**PROBLEM TO WORK ON**
Reproduce each line of the material exactly, minus any picture.

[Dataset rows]
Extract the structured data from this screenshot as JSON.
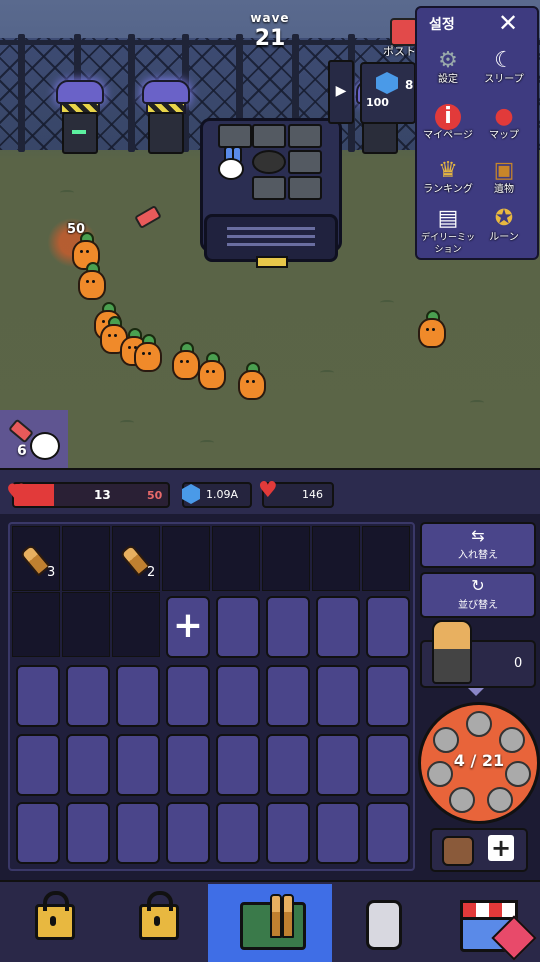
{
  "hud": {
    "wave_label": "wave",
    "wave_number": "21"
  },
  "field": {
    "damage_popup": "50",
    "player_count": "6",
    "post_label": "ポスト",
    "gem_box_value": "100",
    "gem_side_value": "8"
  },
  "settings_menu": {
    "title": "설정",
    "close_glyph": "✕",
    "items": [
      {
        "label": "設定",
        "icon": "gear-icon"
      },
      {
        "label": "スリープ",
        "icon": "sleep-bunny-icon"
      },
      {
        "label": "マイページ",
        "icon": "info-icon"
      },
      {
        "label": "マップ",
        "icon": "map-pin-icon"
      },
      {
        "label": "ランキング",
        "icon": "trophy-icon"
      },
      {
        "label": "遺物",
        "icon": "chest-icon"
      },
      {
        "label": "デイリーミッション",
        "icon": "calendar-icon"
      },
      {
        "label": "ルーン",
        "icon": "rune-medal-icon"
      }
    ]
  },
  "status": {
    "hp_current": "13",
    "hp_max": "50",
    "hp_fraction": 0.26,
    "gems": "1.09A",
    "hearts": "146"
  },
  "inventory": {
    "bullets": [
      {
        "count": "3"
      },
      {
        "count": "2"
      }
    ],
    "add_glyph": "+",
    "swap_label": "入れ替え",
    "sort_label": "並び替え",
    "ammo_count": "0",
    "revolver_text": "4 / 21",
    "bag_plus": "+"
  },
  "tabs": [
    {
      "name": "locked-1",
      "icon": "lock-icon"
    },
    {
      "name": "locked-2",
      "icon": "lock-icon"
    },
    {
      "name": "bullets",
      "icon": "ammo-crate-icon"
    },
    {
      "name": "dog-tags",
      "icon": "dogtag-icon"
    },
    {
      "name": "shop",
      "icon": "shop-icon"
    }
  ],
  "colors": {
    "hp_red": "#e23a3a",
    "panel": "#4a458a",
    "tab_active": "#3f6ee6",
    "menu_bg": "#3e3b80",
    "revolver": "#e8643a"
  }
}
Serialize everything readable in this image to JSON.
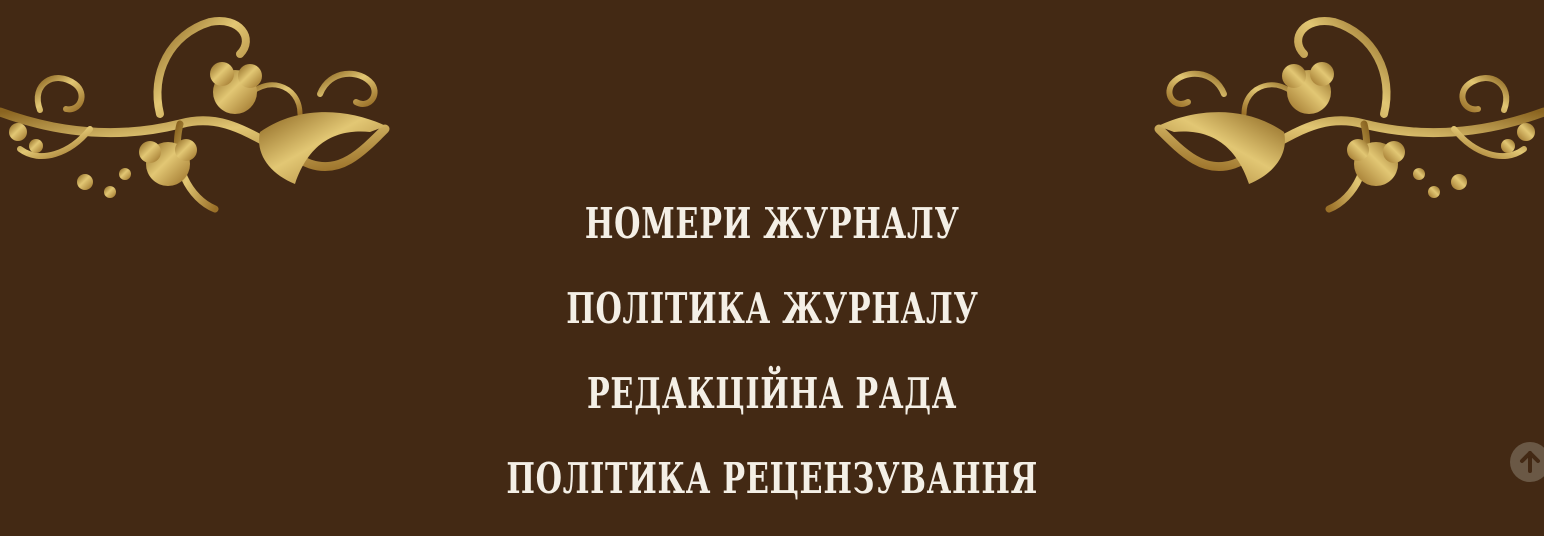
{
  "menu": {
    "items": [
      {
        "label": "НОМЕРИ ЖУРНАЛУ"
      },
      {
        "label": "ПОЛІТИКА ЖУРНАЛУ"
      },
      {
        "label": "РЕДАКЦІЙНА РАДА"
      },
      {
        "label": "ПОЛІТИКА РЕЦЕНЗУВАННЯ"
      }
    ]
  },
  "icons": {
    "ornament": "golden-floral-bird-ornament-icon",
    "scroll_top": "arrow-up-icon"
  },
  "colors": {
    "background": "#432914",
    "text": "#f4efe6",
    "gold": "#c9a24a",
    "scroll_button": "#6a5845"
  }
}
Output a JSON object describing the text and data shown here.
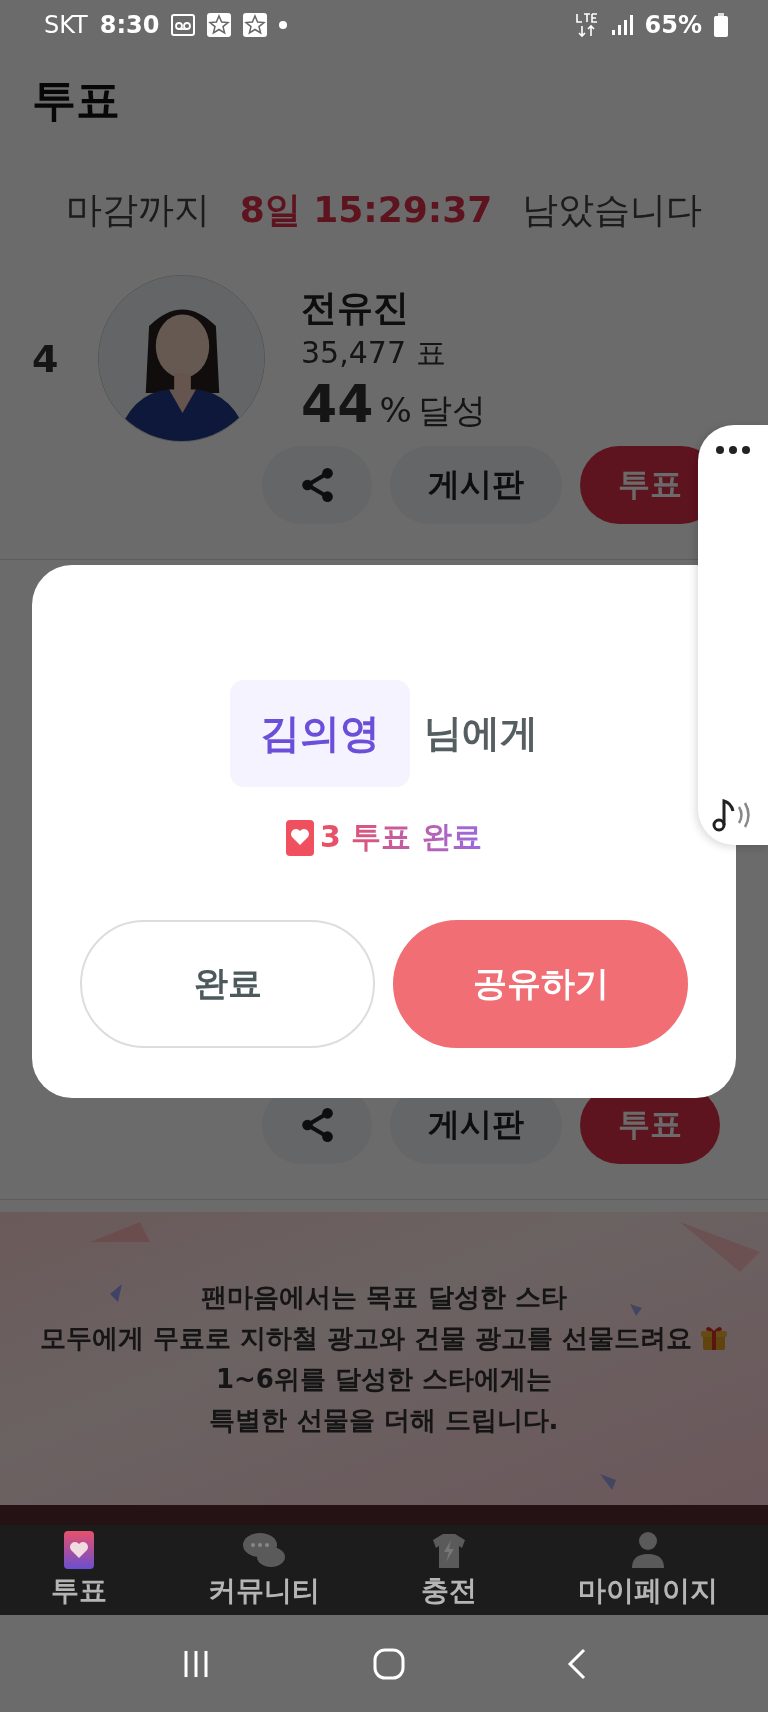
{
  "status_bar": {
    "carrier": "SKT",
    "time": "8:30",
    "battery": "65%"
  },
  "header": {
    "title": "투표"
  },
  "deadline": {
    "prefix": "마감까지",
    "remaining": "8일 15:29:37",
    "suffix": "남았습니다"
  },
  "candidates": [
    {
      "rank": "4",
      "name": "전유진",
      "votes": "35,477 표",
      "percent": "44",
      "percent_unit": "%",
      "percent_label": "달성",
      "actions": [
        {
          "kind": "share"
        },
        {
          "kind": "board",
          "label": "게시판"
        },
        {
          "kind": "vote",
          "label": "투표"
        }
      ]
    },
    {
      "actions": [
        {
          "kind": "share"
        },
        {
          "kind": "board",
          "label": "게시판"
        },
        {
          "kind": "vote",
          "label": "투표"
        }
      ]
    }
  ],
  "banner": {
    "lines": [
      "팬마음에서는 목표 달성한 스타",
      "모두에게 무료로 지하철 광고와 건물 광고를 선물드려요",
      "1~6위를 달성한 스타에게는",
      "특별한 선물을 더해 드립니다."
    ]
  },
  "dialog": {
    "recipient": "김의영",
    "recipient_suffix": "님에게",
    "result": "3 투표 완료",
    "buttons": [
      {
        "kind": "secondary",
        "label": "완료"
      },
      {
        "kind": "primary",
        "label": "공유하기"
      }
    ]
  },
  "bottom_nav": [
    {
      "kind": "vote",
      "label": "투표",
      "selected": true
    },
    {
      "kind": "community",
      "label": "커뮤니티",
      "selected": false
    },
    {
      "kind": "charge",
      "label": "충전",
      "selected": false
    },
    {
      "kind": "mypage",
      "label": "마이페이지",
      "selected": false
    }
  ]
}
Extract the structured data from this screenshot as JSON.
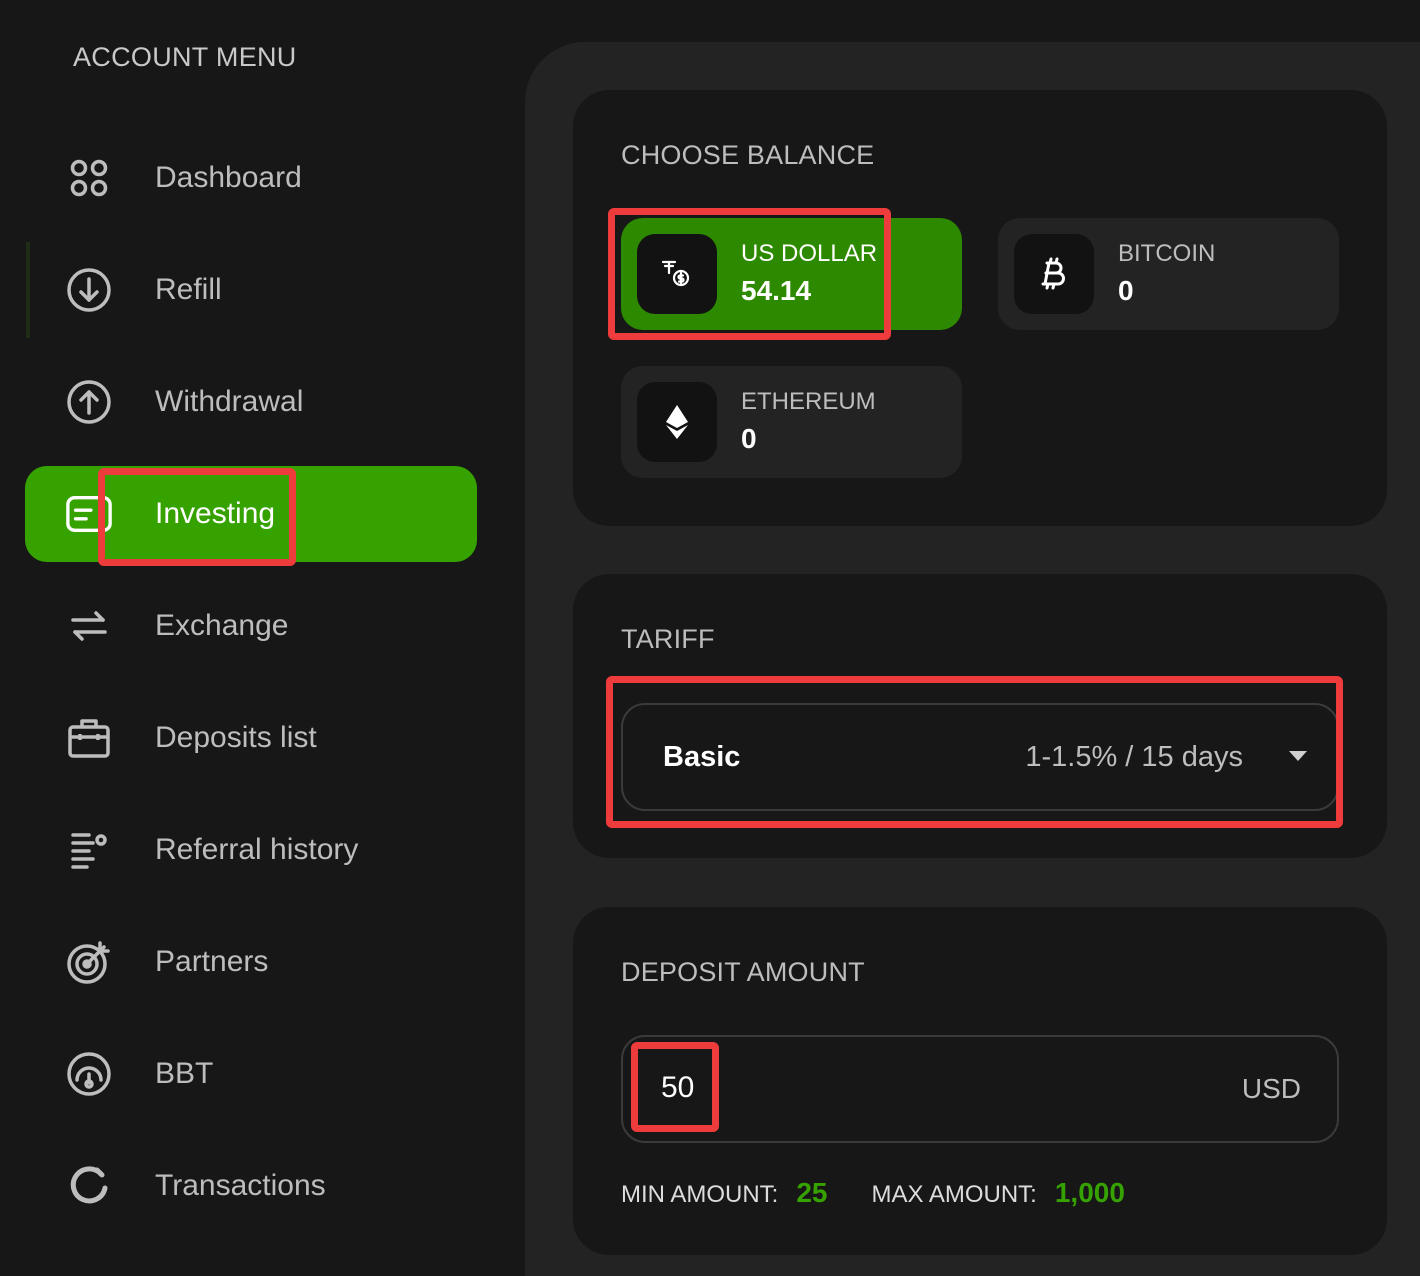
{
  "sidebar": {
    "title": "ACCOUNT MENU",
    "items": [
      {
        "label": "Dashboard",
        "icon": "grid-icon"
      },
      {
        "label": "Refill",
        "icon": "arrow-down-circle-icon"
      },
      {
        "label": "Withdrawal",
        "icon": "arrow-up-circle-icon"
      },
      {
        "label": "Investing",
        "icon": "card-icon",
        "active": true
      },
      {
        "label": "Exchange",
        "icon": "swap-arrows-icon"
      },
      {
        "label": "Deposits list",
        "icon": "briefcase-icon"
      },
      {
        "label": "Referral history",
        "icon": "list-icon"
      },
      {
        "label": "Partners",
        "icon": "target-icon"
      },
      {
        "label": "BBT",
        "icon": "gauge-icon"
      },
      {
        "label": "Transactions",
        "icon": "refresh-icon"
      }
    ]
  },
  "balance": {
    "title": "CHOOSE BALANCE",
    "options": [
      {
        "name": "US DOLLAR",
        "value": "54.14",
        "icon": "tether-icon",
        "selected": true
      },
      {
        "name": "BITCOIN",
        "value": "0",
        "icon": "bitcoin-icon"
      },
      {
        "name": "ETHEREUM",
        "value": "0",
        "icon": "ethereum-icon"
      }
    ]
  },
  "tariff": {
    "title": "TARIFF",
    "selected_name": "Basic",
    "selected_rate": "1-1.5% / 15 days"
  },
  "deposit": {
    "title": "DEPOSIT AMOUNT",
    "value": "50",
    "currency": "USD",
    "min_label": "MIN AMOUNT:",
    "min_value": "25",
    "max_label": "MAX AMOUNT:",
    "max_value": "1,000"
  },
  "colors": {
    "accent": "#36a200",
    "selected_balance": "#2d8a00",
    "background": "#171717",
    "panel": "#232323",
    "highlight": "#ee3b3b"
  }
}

**RESULT**
Extract the structured data from this screenshot as JSON.
{
  "hud": {
    "wave_label": "wave",
    "wave_number": "21"
  },
  "field": {
    "damage_popup": "50",
    "player_count": "6",
    "post_label": "ポスト",
    "gem_box_value": "100",
    "gem_side_value": "8"
  },
  "settings_menu": {
    "title": "설정",
    "close_glyph": "✕",
    "items": [
      {
        "label": "設定",
        "icon": "gear-icon"
      },
      {
        "label": "スリープ",
        "icon": "sleep-bunny-icon"
      },
      {
        "label": "マイページ",
        "icon": "info-icon"
      },
      {
        "label": "マップ",
        "icon": "map-pin-icon"
      },
      {
        "label": "ランキング",
        "icon": "trophy-icon"
      },
      {
        "label": "遺物",
        "icon": "chest-icon"
      },
      {
        "label": "デイリーミッション",
        "icon": "calendar-icon"
      },
      {
        "label": "ルーン",
        "icon": "rune-medal-icon"
      }
    ]
  },
  "status": {
    "hp_current": "13",
    "hp_max": "50",
    "hp_fraction": 0.26,
    "gems": "1.09A",
    "hearts": "146"
  },
  "inventory": {
    "bullets": [
      {
        "count": "3"
      },
      {
        "count": "2"
      }
    ],
    "add_glyph": "+",
    "swap_label": "入れ替え",
    "sort_label": "並び替え",
    "ammo_count": "0",
    "revolver_text": "4 / 21",
    "bag_plus": "+"
  },
  "tabs": [
    {
      "name": "locked-1",
      "icon": "lock-icon"
    },
    {
      "name": "locked-2",
      "icon": "lock-icon"
    },
    {
      "name": "bullets",
      "icon": "ammo-crate-icon"
    },
    {
      "name": "dog-tags",
      "icon": "dogtag-icon"
    },
    {
      "name": "shop",
      "icon": "shop-icon"
    }
  ],
  "colors": {
    "hp_red": "#e23a3a",
    "panel": "#4a458a",
    "tab_active": "#3f6ee6",
    "menu_bg": "#3e3b80",
    "revolver": "#e8643a"
  }
}
Serialize everything readable in this image to JSON.
{
  "menu": {
    "items": [
      {
        "label": "НОМЕРИ ЖУРНАЛУ"
      },
      {
        "label": "ПОЛІТИКА ЖУРНАЛУ"
      },
      {
        "label": "РЕДАКЦІЙНА РАДА"
      },
      {
        "label": "ПОЛІТИКА РЕЦЕНЗУВАННЯ"
      }
    ]
  },
  "icons": {
    "ornament": "golden-floral-bird-ornament-icon",
    "scroll_top": "arrow-up-icon"
  },
  "colors": {
    "background": "#432914",
    "text": "#f4efe6",
    "gold": "#c9a24a",
    "scroll_button": "#6a5845"
  }
}
Output a JSON object describing the text and data shown here.
{
  "status_bar": {
    "carrier": "SKT",
    "time": "8:30",
    "battery": "65%"
  },
  "header": {
    "title": "투표"
  },
  "deadline": {
    "prefix": "마감까지",
    "remaining": "8일 15:29:37",
    "suffix": "남았습니다"
  },
  "candidates": [
    {
      "rank": "4",
      "name": "전유진",
      "votes": "35,477 표",
      "percent": "44",
      "percent_unit": "%",
      "percent_label": "달성",
      "actions": [
        {
          "kind": "share"
        },
        {
          "kind": "board",
          "label": "게시판"
        },
        {
          "kind": "vote",
          "label": "투표"
        }
      ]
    },
    {
      "actions": [
        {
          "kind": "share"
        },
        {
          "kind": "board",
          "label": "게시판"
        },
        {
          "kind": "vote",
          "label": "투표"
        }
      ]
    }
  ],
  "banner": {
    "lines": [
      "팬마음에서는 목표 달성한 스타",
      "모두에게 무료로 지하철 광고와 건물 광고를 선물드려요",
      "1~6위를 달성한 스타에게는",
      "특별한 선물을 더해 드립니다."
    ]
  },
  "dialog": {
    "recipient": "김의영",
    "recipient_suffix": "님에게",
    "result": "3 투표 완료",
    "buttons": [
      {
        "kind": "secondary",
        "label": "완료"
      },
      {
        "kind": "primary",
        "label": "공유하기"
      }
    ]
  },
  "bottom_nav": [
    {
      "kind": "vote",
      "label": "투표",
      "selected": true
    },
    {
      "kind": "community",
      "label": "커뮤니티",
      "selected": false
    },
    {
      "kind": "charge",
      "label": "충전",
      "selected": false
    },
    {
      "kind": "mypage",
      "label": "마이페이지",
      "selected": false
    }
  ]
}
Extract the structured data from this screenshot as JSON.
{
  "sidebar": {
    "title": "ACCOUNT MENU",
    "items": [
      {
        "label": "Dashboard",
        "icon": "grid-icon"
      },
      {
        "label": "Refill",
        "icon": "arrow-down-circle-icon"
      },
      {
        "label": "Withdrawal",
        "icon": "arrow-up-circle-icon"
      },
      {
        "label": "Investing",
        "icon": "card-icon",
        "active": true
      },
      {
        "label": "Exchange",
        "icon": "swap-arrows-icon"
      },
      {
        "label": "Deposits list",
        "icon": "briefcase-icon"
      },
      {
        "label": "Referral history",
        "icon": "list-icon"
      },
      {
        "label": "Partners",
        "icon": "target-icon"
      },
      {
        "label": "BBT",
        "icon": "gauge-icon"
      },
      {
        "label": "Transactions",
        "icon": "refresh-icon"
      }
    ]
  },
  "balance": {
    "title": "CHOOSE BALANCE",
    "options": [
      {
        "name": "US DOLLAR",
        "value": "54.14",
        "icon": "tether-icon",
        "selected": true
      },
      {
        "name": "BITCOIN",
        "value": "0",
        "icon": "bitcoin-icon"
      },
      {
        "name": "ETHEREUM",
        "value": "0",
        "icon": "ethereum-icon"
      }
    ]
  },
  "tariff": {
    "title": "TARIFF",
    "selected_name": "Basic",
    "selected_rate": "1-1.5% / 15 days"
  },
  "deposit": {
    "title": "DEPOSIT AMOUNT",
    "value": "50",
    "currency": "USD",
    "min_label": "MIN AMOUNT:",
    "min_value": "25",
    "max_label": "MAX AMOUNT:",
    "max_value": "1,000"
  },
  "colors": {
    "accent": "#36a200",
    "selected_balance": "#2d8a00",
    "background": "#171717",
    "panel": "#232323",
    "highlight": "#ee3b3b"
  }
}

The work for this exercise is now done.